Give the total number of lines with the word "criteria" in them, and no other words.

--- Start TASK DATA ---

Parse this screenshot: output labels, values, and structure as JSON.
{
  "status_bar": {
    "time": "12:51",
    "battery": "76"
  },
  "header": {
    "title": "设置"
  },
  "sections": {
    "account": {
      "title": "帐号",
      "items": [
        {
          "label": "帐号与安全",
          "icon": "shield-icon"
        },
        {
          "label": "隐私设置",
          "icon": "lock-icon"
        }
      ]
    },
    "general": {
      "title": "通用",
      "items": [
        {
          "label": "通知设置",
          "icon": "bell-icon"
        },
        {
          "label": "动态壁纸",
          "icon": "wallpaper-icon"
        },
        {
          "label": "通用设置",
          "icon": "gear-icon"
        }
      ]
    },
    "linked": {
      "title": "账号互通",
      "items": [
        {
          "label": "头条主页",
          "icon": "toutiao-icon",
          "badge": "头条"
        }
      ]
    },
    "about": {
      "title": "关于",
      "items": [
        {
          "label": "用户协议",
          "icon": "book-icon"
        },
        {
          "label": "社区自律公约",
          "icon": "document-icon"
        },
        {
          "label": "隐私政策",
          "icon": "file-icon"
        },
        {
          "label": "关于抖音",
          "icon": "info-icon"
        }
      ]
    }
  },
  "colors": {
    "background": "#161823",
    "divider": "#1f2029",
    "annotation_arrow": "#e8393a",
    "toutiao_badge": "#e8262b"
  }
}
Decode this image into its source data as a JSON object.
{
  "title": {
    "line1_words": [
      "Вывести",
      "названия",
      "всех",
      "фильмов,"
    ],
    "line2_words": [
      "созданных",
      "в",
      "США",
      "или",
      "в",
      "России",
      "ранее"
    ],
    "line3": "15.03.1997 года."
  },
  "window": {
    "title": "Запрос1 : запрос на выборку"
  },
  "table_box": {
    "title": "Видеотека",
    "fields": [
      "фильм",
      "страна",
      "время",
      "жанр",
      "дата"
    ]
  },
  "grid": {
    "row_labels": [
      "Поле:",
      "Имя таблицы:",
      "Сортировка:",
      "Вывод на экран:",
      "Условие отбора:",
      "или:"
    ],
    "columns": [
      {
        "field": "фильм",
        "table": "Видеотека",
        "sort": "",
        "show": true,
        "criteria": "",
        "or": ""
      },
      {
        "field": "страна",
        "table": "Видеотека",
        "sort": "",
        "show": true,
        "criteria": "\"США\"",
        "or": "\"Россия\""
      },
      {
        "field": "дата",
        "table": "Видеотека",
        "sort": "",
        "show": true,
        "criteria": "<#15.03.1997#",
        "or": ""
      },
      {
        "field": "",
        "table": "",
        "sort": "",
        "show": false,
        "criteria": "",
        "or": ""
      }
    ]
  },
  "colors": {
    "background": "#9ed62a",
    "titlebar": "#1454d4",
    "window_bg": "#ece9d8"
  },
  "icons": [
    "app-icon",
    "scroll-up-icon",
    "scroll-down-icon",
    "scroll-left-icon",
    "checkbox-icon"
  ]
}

--- End TASK DATA ---

* [EXERCISE RESPONSE] 4